▶ [PROVIDED RECORDS]
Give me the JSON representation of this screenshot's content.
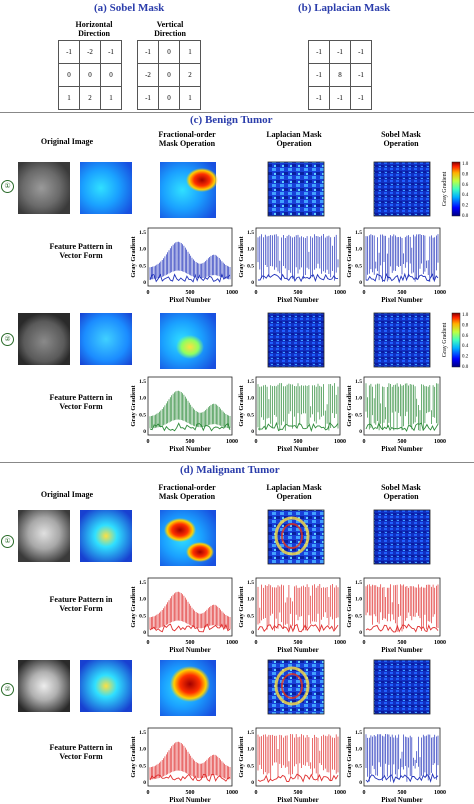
{
  "sobel": {
    "title": "(a) Sobel Mask",
    "horizontal_label": "Horizontal Direction",
    "vertical_label": "Vertical Direction",
    "horizontal": [
      [
        "-1",
        "-2",
        "-1"
      ],
      [
        "0",
        "0",
        "0"
      ],
      [
        "1",
        "2",
        "1"
      ]
    ],
    "vertical": [
      [
        "-1",
        "0",
        "1"
      ],
      [
        "-2",
        "0",
        "2"
      ],
      [
        "-1",
        "0",
        "1"
      ]
    ]
  },
  "laplacian": {
    "title": "(b) Laplacian Mask",
    "mask": [
      [
        "-1",
        "-1",
        "-1"
      ],
      [
        "-1",
        "8",
        "-1"
      ],
      [
        "-1",
        "-1",
        "-1"
      ]
    ]
  },
  "benign": {
    "title": "(c) Benign Tumor",
    "col_original": "Original Image",
    "col_frac": "Fractional-order Mask Operation",
    "col_lap": "Laplacian Mask Operation",
    "col_sobel": "Sobel Mask Operation",
    "sample1": "①",
    "sample2": "②",
    "feature_label": "Feature Pattern in Vector Form"
  },
  "malignant": {
    "title": "(d) Malignant Tumor",
    "col_original": "Original Image",
    "col_frac": "Fractional-order Mask Operation",
    "col_lap": "Laplacian Mask Operation",
    "col_sobel": "Sobel Mask Operation",
    "sample1": "①",
    "sample2": "②",
    "feature_label": "Feature Pattern in Vector Form"
  },
  "colorbar": {
    "label": "Gray Gradient",
    "ticks": [
      "1.0",
      "0.8",
      "0.6",
      "0.4",
      "0.2",
      "0.0"
    ]
  },
  "plot_axes": {
    "xlabel": "Pixel Number",
    "ylabel": "Gray Gradient",
    "xticks": [
      "0",
      "500",
      "1000"
    ],
    "yticks_frac": [
      "1.5",
      "1.0",
      "0.5",
      "0"
    ],
    "yticks_edge": [
      "1.5",
      "1.0",
      "0.5",
      "0"
    ]
  },
  "colors": {
    "header": "#2b3dab",
    "benign1": "#2233bb",
    "benign2": "#2e8b3a",
    "malignant1": "#e03030",
    "malignant2_frac": "#e03030",
    "malignant2_sobel": "#2233bb"
  }
}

▶ [EXERCISE DESCRIPTION] From the material given, work out how many lines hold the string "Direction"; state that number and nothing further.

▶ [REPLY TO THE EXERCISE] 2